_Task requirements_
Return each line containing "Cancel".

_Data for the task_
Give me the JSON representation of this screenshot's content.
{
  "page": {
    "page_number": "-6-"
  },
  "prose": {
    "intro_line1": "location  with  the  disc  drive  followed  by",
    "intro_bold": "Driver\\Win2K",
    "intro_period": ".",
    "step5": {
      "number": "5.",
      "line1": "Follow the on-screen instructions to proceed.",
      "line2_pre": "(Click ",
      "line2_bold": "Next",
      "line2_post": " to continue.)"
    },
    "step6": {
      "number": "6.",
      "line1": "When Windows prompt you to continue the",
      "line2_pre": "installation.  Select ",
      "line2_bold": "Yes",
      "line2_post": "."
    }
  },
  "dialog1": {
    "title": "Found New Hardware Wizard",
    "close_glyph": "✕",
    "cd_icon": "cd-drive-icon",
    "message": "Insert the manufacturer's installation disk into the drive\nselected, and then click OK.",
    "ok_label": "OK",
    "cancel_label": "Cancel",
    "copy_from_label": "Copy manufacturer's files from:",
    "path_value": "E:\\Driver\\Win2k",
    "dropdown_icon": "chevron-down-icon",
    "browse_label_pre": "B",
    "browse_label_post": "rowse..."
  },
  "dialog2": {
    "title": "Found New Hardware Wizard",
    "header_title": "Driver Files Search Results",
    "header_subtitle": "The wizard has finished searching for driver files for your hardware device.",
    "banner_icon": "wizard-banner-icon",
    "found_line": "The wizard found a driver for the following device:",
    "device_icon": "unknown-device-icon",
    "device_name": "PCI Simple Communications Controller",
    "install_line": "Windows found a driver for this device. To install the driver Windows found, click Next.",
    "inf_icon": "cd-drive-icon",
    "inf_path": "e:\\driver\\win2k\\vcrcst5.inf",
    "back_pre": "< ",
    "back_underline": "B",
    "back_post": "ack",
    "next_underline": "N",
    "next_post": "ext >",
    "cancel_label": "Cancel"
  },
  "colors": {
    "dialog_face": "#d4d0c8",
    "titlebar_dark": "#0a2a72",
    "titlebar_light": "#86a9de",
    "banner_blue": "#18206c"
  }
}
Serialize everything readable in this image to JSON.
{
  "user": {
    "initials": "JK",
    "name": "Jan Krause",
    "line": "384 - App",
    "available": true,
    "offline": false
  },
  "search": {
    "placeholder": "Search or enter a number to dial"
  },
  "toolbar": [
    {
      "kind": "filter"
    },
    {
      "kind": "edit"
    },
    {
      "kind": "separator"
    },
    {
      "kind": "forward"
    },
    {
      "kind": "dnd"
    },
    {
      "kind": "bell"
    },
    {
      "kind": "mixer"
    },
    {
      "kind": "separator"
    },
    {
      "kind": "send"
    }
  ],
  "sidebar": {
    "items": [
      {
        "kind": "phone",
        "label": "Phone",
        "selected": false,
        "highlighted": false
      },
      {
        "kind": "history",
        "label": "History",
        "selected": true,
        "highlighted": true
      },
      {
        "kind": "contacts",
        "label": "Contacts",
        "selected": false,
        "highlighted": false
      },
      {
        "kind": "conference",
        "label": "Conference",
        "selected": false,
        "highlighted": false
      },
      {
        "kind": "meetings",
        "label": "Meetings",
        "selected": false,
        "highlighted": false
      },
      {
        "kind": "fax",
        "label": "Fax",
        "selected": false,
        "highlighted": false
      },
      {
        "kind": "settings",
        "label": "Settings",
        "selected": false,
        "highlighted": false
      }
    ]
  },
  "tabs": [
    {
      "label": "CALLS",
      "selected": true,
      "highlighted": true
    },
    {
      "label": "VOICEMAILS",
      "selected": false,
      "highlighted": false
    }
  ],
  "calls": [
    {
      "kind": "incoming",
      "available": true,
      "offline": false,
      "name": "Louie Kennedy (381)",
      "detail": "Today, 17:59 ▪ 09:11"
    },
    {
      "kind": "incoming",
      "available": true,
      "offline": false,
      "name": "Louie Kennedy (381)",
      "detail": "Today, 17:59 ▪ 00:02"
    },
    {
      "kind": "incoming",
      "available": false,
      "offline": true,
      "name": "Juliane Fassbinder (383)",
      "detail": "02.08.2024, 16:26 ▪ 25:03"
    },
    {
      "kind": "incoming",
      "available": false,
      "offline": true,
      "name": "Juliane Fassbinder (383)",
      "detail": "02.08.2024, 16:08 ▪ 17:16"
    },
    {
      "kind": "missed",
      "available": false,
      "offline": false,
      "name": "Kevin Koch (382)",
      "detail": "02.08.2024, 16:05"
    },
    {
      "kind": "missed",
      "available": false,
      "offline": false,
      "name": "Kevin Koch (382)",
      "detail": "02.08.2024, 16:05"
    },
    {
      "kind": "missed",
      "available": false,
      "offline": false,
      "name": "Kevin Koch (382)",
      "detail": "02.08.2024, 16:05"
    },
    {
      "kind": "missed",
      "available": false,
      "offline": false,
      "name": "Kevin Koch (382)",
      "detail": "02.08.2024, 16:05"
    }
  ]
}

_Output_
    "cancel_label": "Cancel",
    "cancel_label": "Cancel"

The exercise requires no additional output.